• [Dataset rows]
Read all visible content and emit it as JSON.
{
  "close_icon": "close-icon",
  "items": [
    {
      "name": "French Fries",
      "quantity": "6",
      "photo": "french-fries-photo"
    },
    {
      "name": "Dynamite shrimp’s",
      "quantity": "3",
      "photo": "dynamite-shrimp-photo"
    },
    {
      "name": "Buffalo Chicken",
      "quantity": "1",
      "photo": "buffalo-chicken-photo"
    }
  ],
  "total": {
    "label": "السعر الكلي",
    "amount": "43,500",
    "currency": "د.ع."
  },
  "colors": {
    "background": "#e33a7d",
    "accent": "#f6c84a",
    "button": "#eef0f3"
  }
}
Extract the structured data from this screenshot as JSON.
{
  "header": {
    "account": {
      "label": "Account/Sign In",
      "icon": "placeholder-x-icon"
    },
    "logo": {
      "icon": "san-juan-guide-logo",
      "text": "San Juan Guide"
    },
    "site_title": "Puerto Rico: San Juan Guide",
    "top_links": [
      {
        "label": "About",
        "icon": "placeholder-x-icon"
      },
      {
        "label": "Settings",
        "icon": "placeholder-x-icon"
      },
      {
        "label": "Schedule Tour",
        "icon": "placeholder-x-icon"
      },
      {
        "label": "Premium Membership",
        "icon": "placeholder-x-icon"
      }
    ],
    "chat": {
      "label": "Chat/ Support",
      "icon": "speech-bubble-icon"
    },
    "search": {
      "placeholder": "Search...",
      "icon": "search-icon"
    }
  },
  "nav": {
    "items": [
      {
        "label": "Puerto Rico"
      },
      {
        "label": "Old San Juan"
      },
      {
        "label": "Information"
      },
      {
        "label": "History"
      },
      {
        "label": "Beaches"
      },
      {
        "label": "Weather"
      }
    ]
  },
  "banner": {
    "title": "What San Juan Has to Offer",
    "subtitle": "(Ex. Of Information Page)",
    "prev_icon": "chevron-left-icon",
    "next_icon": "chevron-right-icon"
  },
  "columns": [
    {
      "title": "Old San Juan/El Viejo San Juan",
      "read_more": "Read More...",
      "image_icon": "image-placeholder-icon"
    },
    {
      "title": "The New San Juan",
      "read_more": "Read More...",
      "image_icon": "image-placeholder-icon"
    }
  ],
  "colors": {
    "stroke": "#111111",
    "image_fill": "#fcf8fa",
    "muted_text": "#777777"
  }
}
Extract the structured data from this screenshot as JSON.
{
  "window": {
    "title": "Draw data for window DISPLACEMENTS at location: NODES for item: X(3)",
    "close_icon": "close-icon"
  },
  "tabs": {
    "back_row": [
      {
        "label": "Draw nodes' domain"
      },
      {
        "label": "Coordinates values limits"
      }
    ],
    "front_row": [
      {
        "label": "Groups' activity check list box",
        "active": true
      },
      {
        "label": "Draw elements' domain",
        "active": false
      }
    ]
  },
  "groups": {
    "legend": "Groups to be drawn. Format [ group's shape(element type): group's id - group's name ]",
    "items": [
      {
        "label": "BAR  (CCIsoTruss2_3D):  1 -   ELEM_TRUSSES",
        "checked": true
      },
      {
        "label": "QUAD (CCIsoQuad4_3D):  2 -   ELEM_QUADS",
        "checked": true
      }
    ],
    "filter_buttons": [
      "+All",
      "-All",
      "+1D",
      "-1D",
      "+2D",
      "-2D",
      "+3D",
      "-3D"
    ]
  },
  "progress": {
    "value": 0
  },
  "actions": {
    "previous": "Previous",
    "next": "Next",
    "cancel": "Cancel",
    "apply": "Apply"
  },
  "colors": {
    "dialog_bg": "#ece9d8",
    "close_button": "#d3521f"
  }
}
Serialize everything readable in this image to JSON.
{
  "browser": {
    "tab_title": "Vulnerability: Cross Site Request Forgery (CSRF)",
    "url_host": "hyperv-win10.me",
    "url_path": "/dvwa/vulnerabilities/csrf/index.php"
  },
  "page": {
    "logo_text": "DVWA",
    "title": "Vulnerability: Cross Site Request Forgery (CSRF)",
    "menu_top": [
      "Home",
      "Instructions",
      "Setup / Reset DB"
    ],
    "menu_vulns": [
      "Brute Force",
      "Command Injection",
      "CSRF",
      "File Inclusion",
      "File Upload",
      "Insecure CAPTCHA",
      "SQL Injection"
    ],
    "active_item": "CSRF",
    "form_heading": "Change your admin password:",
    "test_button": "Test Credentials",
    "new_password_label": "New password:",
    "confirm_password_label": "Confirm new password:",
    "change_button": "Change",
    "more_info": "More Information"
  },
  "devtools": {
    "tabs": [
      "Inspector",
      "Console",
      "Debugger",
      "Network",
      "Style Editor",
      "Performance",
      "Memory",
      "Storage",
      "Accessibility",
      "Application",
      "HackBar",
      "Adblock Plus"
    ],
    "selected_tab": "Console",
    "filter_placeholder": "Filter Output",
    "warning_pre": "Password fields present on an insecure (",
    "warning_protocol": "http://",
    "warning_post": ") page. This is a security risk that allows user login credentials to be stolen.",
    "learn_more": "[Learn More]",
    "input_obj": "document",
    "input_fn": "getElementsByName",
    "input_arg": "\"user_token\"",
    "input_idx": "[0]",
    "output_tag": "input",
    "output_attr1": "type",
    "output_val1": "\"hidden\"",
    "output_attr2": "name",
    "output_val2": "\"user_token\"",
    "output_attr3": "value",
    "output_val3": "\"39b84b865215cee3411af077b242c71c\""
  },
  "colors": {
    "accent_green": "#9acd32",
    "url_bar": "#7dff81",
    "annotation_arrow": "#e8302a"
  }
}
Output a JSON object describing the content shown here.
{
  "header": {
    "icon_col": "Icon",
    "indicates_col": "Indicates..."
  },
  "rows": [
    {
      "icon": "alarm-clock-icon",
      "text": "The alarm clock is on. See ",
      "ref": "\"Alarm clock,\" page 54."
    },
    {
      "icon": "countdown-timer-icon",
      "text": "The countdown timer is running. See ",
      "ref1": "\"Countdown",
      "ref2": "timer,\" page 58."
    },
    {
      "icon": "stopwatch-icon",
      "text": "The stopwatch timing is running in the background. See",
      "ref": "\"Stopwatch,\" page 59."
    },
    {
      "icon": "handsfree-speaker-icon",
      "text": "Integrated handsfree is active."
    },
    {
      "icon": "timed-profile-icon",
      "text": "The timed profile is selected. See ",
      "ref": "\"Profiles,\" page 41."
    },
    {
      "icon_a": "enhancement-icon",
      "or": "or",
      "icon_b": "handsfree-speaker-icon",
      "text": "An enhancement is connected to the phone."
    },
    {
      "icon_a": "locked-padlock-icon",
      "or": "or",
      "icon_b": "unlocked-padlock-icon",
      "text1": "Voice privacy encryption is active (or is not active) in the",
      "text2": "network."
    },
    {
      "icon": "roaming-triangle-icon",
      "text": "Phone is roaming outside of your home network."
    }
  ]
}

• [Your goal] Where a line in the material above holds "timer", copy that line.

• [Full response]
      "icon": "countdown-timer-icon",
      "text": "The countdown timer is running. See ",
      "ref2": "timer,\" page 58."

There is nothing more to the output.